━━━ Provided data
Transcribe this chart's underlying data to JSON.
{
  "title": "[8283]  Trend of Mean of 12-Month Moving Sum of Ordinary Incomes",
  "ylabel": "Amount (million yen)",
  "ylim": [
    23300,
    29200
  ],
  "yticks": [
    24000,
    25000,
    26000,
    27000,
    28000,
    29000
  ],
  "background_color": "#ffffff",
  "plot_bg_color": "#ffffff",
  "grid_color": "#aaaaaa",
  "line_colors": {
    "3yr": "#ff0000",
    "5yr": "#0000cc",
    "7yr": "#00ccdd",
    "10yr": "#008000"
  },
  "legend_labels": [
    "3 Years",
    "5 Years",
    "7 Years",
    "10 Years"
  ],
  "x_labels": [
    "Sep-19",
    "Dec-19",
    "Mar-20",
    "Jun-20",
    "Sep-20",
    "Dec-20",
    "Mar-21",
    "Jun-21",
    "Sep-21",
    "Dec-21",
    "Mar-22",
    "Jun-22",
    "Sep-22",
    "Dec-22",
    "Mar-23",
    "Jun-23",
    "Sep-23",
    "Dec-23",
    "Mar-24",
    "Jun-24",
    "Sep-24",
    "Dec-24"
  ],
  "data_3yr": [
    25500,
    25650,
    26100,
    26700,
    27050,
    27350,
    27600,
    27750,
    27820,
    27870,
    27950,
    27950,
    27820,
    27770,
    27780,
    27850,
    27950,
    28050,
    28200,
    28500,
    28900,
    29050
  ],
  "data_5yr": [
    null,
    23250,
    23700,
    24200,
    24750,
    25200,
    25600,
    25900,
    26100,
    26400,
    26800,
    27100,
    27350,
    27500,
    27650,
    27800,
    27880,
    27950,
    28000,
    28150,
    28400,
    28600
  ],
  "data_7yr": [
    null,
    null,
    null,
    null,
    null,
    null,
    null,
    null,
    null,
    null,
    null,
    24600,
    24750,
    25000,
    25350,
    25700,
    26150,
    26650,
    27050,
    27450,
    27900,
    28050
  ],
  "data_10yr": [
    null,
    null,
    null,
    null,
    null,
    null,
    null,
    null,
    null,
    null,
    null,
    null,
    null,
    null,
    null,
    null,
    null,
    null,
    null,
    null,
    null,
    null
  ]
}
━━━━━━
Lines that hold the word "ffffff" are the ones to return, every one of them.

  "background_color": "#ffffff",
  "plot_bg_color": "#ffffff",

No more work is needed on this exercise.